(Recorded data)
* START *

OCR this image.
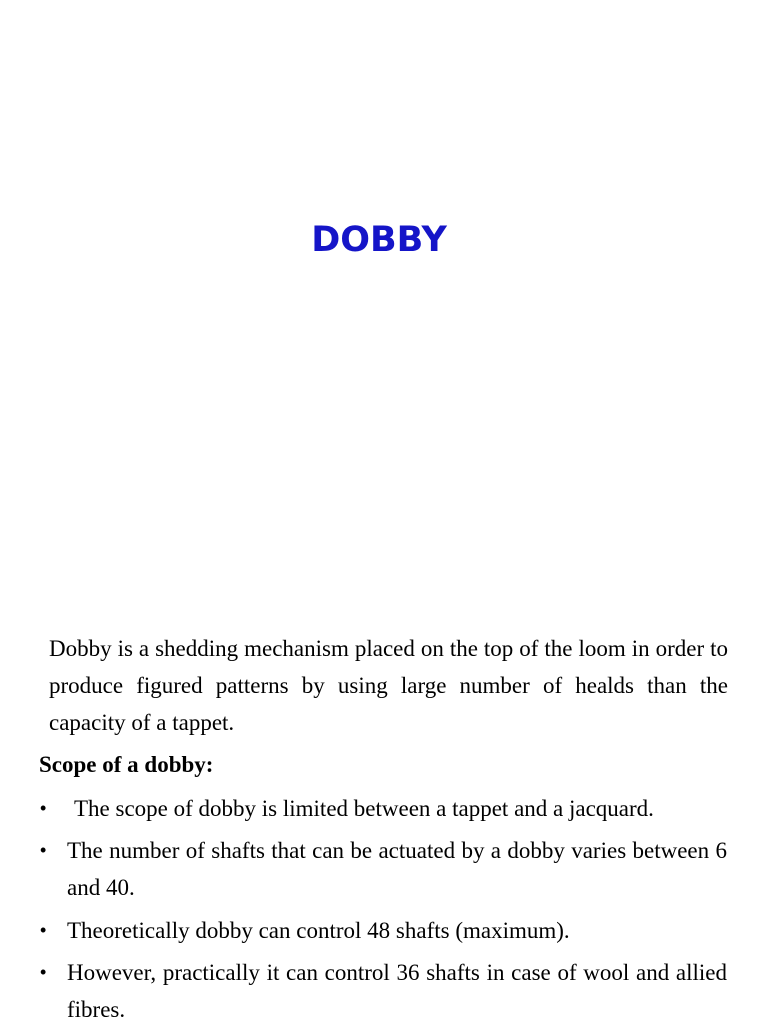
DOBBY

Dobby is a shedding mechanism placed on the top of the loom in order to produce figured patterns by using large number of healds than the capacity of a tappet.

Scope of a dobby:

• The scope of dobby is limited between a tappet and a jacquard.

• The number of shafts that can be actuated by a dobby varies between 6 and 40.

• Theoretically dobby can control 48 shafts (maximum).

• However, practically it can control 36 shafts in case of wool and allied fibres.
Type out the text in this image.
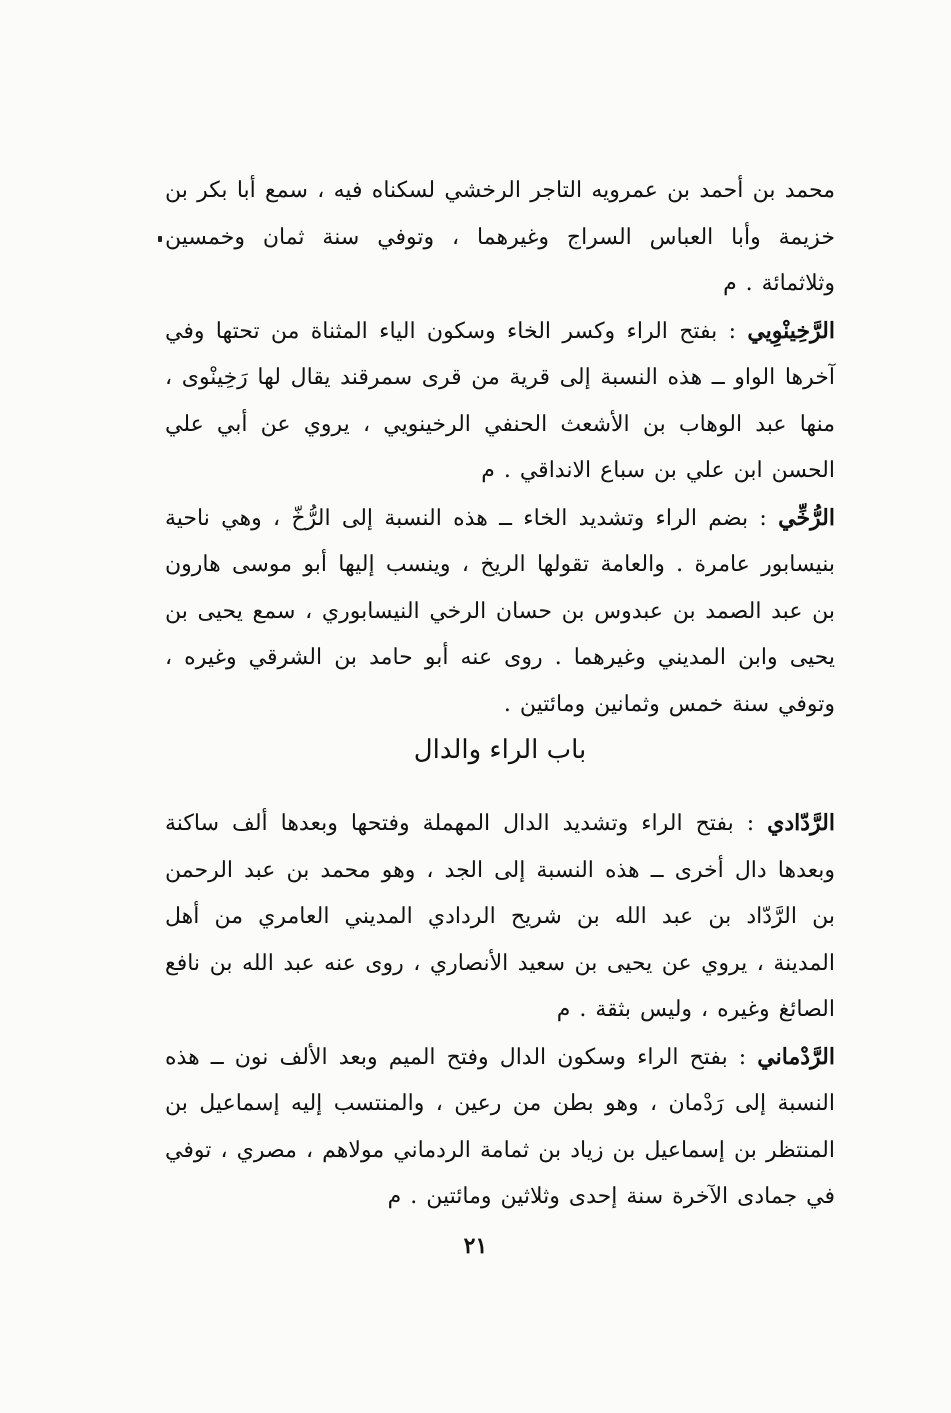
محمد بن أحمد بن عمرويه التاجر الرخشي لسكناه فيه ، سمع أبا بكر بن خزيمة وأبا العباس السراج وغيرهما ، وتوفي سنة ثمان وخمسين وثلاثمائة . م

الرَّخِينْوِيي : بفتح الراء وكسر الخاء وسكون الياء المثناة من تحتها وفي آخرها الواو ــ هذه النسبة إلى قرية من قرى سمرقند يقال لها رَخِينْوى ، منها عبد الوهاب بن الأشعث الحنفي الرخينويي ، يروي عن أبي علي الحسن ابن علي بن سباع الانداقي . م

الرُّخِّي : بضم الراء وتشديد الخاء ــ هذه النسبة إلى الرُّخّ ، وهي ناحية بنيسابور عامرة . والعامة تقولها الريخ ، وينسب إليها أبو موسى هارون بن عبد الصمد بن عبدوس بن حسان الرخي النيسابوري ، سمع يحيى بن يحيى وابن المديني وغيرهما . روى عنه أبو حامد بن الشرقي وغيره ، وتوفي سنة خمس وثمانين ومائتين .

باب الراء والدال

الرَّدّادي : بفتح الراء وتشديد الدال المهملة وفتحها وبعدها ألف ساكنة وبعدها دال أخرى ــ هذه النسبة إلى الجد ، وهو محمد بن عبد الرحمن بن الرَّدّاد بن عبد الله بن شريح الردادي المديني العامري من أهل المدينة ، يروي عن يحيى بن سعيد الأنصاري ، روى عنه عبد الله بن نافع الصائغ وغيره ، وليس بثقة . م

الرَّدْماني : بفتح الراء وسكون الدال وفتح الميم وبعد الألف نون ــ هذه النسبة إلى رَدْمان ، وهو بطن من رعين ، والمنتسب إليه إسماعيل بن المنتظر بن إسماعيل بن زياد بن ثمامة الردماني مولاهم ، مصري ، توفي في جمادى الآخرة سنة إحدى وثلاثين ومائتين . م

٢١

* END *

## Required task
For each line above that contains the word "محمد", copy that line.

## Full answer
محمد بن أحمد بن عمرويه التاجر الرخشي لسكناه فيه ، سمع أبا بكر بن خزيمة وأبا العباس السراج وغيرهما ، وتوفي سنة ثمان وخمسين وثلاثمائة . م
الرَّدّادي : بفتح الراء وتشديد الدال المهملة وفتحها وبعدها ألف ساكنة وبعدها دال أخرى ــ هذه النسبة إلى الجد ، وهو محمد بن عبد الرحمن بن الرَّدّاد بن عبد الله بن شريح الردادي المديني العامري من أهل المدينة ، يروي عن يحيى بن سعيد الأنصاري ، روى عنه عبد الله بن نافع الصائغ وغيره ، وليس بثقة . م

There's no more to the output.